LIST OF TASKS:
1. Reproduce everything in the Soen album review from "Album Type: Full" down to "bear gorgeous fruits.".
2. Summarize the Soen album review in two sentences.
3. Pick up the Soen album review after its final sentence and continue it.

SOURCE PASSAGE:
○ ○ ○ ○ ○

Album Type: Full Length
Date Released: 03/02/2017
Label: UDR Music
On Soen’s third full length record
their own explorative hunger is satisfied in the most delicious of ways,
resulting in their most dynamically versatile but free flowing release to date. An explorative and colourful record, there is
a lot to take in with this record, many dimensions in which to get lost in.
Repeat listens bear gorgeous fruits.
“Lykaia”
CD//DD//LP track listing:
1. Sectarian
2. Orison
3. Lucidity
4. Opal
5. Jinn
6. Sister
7. Stray
8. Paragon
2. Orison
3. Lucidity
4. Opal
5. Jinn
6. Sister
7. Stray
8. Paragon
The
Review:
Since
the dawn of civilization, mankind’s instinct has been to go on long explorative
journeys. Often such journeys are treacherous, fraught with deviations, twists
and turns that take people in directions they could never have imagined. Be
these physical odysseys into new unchartered
territories, from the highest mountains or the pitch black unknown of the deepest
oceans, or be they journeys into science, the search for cures for our most
deadly afflictions and beyond, human nature has always looked forward, always
advanced. There is always a thirst for more; more knowledge, greater
discoveries. On Soen’s
third full length record their own explorative hunger is satisfied in the most
delicious of ways, resulting in their most dynamically versatile but free
flowing release to date.
2012’s
‘Cognitive’ saw them taking their first
breaths, still young and finding their footing, while ‘Tellurian’, which came two years later, represented a band with a
firm understanding of their own identity. They learnt to translate their ideas
beautifully yet forcefully. What ‘Lykaia’
does then is express a wider ranging sound with higher, grander peaks and darker;
more gutturally and emotionally charged troughs. Each song is its own story of
building crescendos detailed with deft subtleties and imagery, which together
coalesce to compliment the bigger picture. From the higher, anthemic altitudes
of ‘Sectarian’
to the murky, riff-infested depths of ‘Opal’, it is a solid, inspired
release.

○ ○ ○ ○ ○

EXTRACTED ENTRIES:
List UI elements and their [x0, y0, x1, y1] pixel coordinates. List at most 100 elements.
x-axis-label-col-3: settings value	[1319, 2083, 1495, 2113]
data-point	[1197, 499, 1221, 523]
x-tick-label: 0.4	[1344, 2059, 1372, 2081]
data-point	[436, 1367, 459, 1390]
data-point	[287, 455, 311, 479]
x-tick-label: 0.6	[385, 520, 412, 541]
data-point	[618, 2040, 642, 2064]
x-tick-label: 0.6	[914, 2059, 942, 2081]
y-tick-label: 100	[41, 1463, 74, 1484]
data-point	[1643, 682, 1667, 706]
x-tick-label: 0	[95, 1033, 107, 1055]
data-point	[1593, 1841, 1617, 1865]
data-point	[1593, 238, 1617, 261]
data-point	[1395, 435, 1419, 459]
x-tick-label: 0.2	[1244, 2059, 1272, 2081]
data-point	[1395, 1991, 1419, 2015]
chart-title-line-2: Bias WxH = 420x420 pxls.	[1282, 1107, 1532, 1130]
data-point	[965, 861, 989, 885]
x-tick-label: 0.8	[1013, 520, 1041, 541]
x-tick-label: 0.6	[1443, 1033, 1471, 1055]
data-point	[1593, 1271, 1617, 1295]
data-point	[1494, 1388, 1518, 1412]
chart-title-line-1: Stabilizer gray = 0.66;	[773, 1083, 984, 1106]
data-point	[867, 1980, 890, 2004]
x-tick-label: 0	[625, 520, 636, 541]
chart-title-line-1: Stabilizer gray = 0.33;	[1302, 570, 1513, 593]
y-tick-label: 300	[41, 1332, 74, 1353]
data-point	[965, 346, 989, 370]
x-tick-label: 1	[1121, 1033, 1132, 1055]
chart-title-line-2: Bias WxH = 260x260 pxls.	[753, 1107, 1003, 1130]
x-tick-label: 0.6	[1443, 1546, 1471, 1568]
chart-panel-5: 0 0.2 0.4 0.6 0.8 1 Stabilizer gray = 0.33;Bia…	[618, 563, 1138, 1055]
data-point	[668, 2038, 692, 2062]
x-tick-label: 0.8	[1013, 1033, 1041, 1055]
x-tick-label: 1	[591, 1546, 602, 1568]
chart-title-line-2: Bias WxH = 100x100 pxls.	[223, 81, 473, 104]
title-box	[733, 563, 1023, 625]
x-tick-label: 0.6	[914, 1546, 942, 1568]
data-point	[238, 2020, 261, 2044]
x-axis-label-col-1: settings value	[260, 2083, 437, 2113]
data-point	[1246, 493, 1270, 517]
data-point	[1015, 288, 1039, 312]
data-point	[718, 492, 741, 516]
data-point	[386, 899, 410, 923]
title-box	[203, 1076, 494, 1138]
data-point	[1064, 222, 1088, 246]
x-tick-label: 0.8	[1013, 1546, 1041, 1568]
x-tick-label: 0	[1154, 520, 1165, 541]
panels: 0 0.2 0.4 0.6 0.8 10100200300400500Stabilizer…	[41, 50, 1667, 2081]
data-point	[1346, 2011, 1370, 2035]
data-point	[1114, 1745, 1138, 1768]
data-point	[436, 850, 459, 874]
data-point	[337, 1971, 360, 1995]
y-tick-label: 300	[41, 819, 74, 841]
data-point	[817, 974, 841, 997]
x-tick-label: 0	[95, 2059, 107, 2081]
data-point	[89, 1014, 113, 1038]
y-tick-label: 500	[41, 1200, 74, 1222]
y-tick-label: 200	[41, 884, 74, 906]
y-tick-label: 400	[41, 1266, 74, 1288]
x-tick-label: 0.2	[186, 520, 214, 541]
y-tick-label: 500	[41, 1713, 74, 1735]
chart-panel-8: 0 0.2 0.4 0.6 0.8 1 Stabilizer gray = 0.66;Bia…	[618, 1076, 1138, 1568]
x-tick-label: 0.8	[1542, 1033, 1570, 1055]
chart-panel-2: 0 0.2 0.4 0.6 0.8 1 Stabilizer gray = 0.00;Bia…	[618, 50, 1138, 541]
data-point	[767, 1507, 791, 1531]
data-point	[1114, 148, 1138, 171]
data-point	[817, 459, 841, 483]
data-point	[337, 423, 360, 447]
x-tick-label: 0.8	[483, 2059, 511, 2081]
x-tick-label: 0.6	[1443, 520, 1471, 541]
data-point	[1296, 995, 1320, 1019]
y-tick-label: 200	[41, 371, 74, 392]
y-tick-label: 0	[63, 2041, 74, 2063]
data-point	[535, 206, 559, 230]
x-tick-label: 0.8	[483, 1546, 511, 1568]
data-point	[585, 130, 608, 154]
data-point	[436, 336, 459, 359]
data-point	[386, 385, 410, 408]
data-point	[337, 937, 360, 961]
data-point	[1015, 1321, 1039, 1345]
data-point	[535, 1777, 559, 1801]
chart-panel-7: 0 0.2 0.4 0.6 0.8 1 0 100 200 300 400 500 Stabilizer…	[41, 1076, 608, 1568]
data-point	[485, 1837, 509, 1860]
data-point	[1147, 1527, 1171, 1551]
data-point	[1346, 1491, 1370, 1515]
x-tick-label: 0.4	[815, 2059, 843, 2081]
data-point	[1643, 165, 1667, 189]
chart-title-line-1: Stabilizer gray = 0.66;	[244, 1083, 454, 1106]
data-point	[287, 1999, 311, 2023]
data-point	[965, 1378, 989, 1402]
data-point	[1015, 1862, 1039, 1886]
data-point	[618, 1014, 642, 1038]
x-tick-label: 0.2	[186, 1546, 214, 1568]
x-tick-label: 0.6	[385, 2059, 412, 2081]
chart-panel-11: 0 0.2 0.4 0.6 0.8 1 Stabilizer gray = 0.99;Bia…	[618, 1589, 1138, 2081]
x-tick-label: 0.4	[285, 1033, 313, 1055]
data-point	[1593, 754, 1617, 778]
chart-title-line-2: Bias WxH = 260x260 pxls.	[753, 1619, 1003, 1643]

○ ○ ○ ○ ○

ANSWERS PROVIDED:
1.
Album Type: Full Length
Date Released: 03/02/2017
Label: UDR Music
On Soen’s third full length record
their own explorative hunger is satisfied in the most delicious of ways,
resulting in their most dynamically versatile but free flowing release to date. An explorative and colourful record, there is
a lot to take in with this record, many dimensions in which to get lost in.
Repeat listens bear gorgeous fruits.

2. "Lykaia," Soen's third full-length record, released on UDR Music on 03/02/2017, is described as the band's most dynamically versatile yet free-flowing release to date. Where 2012's "Cognitive" found the band finding its footing and "Tellurian" showed a firm sense of identity, "Lykaia" is said to express a wider-ranging sound with grander peaks and darker troughs, from the anthemic "Sectarian" to the murky, riff-heavy "Opal."

3.
‘Sectarian’
sets the scene with an off-kilter riff that continues smoothly from the sonic
feel of ‘Tellurian’. The song
progresses delicately, its flow, much like the rest of the album, pertains no
sharp and sudden changes. Instead every turn they take – and there are many, each
poignantly placed and clinically delivered – makes perfect sense, no matter
what dwells behind the bend. ‘Orison’, the standout track, sees a
jittering groove tangle with Joel Ekelöf’s purring, wounded vocals, with
unconventional but thrilling riffs that flirt with jazz spinning in and out of
focus. Its second half is completely detached from the first. But throughout
they blend fiery musical passages with lofty, vocally driven explosions.
‘Jinn’
meanwhile sounds vulnerable. Dreamy eastern tonalities sway in and out of the
foreground accenting that tenderness, which in turn contradict the doom
mongering giants that lurk in the song’s more action-packed passages.
An
explorative and colourful record, there is a lot to take in with this record, many
dimensions in which to get lost in. Repeat listens bear gorgeous fruits.